## START

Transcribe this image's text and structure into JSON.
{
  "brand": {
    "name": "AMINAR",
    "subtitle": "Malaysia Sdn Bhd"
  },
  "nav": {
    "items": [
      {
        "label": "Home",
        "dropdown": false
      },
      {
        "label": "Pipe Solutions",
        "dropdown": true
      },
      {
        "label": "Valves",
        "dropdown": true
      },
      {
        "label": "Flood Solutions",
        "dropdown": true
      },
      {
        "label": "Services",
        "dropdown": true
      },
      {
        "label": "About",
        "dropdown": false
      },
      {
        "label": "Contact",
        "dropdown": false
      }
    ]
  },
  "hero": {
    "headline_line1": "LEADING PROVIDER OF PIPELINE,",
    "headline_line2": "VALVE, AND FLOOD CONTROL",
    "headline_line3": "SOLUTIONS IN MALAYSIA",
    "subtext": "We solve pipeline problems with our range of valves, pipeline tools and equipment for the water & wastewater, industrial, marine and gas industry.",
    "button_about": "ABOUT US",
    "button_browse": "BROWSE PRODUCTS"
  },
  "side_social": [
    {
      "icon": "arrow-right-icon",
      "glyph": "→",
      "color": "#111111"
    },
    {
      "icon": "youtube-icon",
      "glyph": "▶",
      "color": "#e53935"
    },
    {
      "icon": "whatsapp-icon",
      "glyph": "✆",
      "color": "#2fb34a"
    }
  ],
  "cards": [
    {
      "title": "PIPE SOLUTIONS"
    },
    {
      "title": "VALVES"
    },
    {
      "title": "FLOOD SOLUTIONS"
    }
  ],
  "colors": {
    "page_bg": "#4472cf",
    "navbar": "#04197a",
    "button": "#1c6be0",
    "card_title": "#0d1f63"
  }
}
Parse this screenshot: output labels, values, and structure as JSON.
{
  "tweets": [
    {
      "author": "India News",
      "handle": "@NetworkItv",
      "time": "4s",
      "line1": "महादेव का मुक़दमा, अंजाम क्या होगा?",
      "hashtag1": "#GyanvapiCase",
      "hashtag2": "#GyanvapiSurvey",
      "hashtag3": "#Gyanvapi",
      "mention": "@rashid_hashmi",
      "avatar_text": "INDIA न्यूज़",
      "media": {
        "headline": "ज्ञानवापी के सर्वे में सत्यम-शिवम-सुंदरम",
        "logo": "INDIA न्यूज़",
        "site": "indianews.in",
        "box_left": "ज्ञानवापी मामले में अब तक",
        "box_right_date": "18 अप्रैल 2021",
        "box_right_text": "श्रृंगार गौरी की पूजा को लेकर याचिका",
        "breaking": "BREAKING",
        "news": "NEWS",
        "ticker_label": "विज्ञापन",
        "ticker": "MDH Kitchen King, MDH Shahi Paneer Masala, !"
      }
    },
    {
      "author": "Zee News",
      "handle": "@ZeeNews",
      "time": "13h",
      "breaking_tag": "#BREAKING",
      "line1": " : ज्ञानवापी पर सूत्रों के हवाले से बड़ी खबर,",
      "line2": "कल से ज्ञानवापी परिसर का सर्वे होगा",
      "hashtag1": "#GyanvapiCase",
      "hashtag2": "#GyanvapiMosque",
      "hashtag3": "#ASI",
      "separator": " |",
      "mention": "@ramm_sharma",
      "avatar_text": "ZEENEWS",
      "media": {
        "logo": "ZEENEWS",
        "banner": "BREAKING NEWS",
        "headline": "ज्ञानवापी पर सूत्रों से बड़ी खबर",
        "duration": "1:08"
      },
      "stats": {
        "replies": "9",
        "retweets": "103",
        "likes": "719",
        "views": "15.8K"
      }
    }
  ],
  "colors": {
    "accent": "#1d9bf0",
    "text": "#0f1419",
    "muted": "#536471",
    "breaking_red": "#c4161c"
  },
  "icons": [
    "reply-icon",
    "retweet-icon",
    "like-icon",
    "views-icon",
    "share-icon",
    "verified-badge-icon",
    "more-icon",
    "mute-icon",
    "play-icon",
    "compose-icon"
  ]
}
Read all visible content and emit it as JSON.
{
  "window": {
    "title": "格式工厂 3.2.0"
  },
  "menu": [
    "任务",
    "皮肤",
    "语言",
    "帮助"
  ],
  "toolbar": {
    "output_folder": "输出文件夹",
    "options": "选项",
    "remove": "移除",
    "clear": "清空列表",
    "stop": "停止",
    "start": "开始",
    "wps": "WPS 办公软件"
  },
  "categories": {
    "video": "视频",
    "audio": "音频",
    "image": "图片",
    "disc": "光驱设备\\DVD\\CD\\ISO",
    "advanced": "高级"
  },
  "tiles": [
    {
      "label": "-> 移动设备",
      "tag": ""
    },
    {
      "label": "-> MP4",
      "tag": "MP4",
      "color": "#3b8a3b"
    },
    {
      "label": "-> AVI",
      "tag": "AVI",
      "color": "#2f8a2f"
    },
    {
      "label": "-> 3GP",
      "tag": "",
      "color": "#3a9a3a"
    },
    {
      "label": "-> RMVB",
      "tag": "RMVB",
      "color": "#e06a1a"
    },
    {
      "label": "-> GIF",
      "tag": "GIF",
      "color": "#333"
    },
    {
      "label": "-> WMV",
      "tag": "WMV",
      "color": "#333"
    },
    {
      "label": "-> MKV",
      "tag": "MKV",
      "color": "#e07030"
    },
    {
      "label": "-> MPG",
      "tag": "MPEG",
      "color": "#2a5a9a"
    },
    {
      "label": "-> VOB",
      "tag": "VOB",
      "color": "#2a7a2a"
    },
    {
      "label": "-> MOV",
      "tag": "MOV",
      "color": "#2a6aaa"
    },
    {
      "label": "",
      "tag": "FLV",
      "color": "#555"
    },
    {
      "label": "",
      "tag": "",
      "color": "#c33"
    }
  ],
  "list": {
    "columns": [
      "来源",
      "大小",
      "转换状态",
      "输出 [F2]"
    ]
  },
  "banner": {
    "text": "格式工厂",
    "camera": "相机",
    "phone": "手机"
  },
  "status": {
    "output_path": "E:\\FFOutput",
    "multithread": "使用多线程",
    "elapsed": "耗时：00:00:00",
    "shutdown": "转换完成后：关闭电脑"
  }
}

## END

Exercise requirements | The records above must be repeated exactly, every one of them.

Finished answer |
Transcribe this image's text and structure into JSON.
{
  "brand": {
    "name": "AMINAR",
    "subtitle": "Malaysia Sdn Bhd"
  },
  "nav": {
    "items": [
      {
        "label": "Home",
        "dropdown": false
      },
      {
        "label": "Pipe Solutions",
        "dropdown": true
      },
      {
        "label": "Valves",
        "dropdown": true
      },
      {
        "label": "Flood Solutions",
        "dropdown": true
      },
      {
        "label": "Services",
        "dropdown": true
      },
      {
        "label": "About",
        "dropdown": false
      },
      {
        "label": "Contact",
        "dropdown": false
      }
    ]
  },
  "hero": {
    "headline_line1": "LEADING PROVIDER OF PIPELINE,",
    "headline_line2": "VALVE, AND FLOOD CONTROL",
    "headline_line3": "SOLUTIONS IN MALAYSIA",
    "subtext": "We solve pipeline problems with our range of valves, pipeline tools and equipment for the water & wastewater, industrial, marine and gas industry.",
    "button_about": "ABOUT US",
    "button_browse": "BROWSE PRODUCTS"
  },
  "side_social": [
    {
      "icon": "arrow-right-icon",
      "glyph": "→",
      "color": "#111111"
    },
    {
      "icon": "youtube-icon",
      "glyph": "▶",
      "color": "#e53935"
    },
    {
      "icon": "whatsapp-icon",
      "glyph": "✆",
      "color": "#2fb34a"
    }
  ],
  "cards": [
    {
      "title": "PIPE SOLUTIONS"
    },
    {
      "title": "VALVES"
    },
    {
      "title": "FLOOD SOLUTIONS"
    }
  ],
  "colors": {
    "page_bg": "#4472cf",
    "navbar": "#04197a",
    "button": "#1c6be0",
    "card_title": "#0d1f63"
  }
}
Parse this screenshot: output labels, values, and structure as JSON.
{
  "tweets": [
    {
      "author": "India News",
      "handle": "@NetworkItv",
      "time": "4s",
      "line1": "महादेव का मुक़दमा, अंजाम क्या होगा?",
      "hashtag1": "#GyanvapiCase",
      "hashtag2": "#GyanvapiSurvey",
      "hashtag3": "#Gyanvapi",
      "mention": "@rashid_hashmi",
      "avatar_text": "INDIA न्यूज़",
      "media": {
        "headline": "ज्ञानवापी के सर्वे में सत्यम-शिवम-सुंदरम",
        "logo": "INDIA न्यूज़",
        "site": "indianews.in",
        "box_left": "ज्ञानवापी मामले में अब तक",
        "box_right_date": "18 अप्रैल 2021",
        "box_right_text": "श्रृंगार गौरी की पूजा को लेकर याचिका",
        "breaking": "BREAKING",
        "news": "NEWS",
        "ticker_label": "विज्ञापन",
        "ticker": "MDH Kitchen King, MDH Shahi Paneer Masala, !"
      }
    },
    {
      "author": "Zee News",
      "handle": "@ZeeNews",
      "time": "13h",
      "breaking_tag": "#BREAKING",
      "line1": " : ज्ञानवापी पर सूत्रों के हवाले से बड़ी खबर,",
      "line2": "कल से ज्ञानवापी परिसर का सर्वे होगा",
      "hashtag1": "#GyanvapiCase",
      "hashtag2": "#GyanvapiMosque",
      "hashtag3": "#ASI",
      "separator": " |",
      "mention": "@ramm_sharma",
      "avatar_text": "ZEENEWS",
      "media": {
        "logo": "ZEENEWS",
        "banner": "BREAKING NEWS",
        "headline": "ज्ञानवापी पर सूत्रों से बड़ी खबर",
        "duration": "1:08"
      },
      "stats": {
        "replies": "9",
        "retweets": "103",
        "likes": "719",
        "views": "15.8K"
      }
    }
  ],
  "colors": {
    "accent": "#1d9bf0",
    "text": "#0f1419",
    "muted": "#536471",
    "breaking_red": "#c4161c"
  },
  "icons": [
    "reply-icon",
    "retweet-icon",
    "like-icon",
    "views-icon",
    "share-icon",
    "verified-badge-icon",
    "more-icon",
    "mute-icon",
    "play-icon",
    "compose-icon"
  ]
}
Read all visible content and emit it as JSON.
{
  "window": {
    "title": "格式工厂 3.2.0"
  },
  "menu": [
    "任务",
    "皮肤",
    "语言",
    "帮助"
  ],
  "toolbar": {
    "output_folder": "输出文件夹",
    "options": "选项",
    "remove": "移除",
    "clear": "清空列表",
    "stop": "停止",
    "start": "开始",
    "wps": "WPS 办公软件"
  },
  "categories": {
    "video": "视频",
    "audio": "音频",
    "image": "图片",
    "disc": "光驱设备\\DVD\\CD\\ISO",
    "advanced": "高级"
  },
  "tiles": [
    {
      "label": "-> 移动设备",
      "tag": ""
    },
    {
      "label": "-> MP4",
      "tag": "MP4",
      "color": "#3b8a3b"
    },
    {
      "label": "-> AVI",
      "tag": "AVI",
      "color": "#2f8a2f"
    },
    {
      "label": "-> 3GP",
      "tag": "",
      "color": "#3a9a3a"
    },
    {
      "label": "-> RMVB",
      "tag": "RMVB",
      "color": "#e06a1a"
    },
    {
      "label": "-> GIF",
      "tag": "GIF",
      "color": "#333"
    },
    {
      "label": "-> WMV",
      "tag": "WMV",
      "color": "#333"
    },
    {
      "label": "-> MKV",
      "tag": "MKV",
      "color": "#e07030"
    },
    {
      "label": "-> MPG",
      "tag": "MPEG",
      "color": "#2a5a9a"
    },
    {
      "label": "-> VOB",
      "tag": "VOB",
      "color": "#2a7a2a"
    },
    {
      "label": "-> MOV",
      "tag": "MOV",
      "color": "#2a6aaa"
    },
    {
      "label": "",
      "tag": "FLV",
      "color": "#555"
    },
    {
      "label": "",
      "tag": "",
      "color": "#c33"
    }
  ],
  "list": {
    "columns": [
      "来源",
      "大小",
      "转换状态",
      "输出 [F2]"
    ]
  },
  "banner": {
    "text": "格式工厂",
    "camera": "相机",
    "phone": "手机"
  },
  "status": {
    "output_path": "E:\\FFOutput",
    "multithread": "使用多线程",
    "elapsed": "耗时：00:00:00",
    "shutdown": "转换完成后：关闭电脑"
  }
}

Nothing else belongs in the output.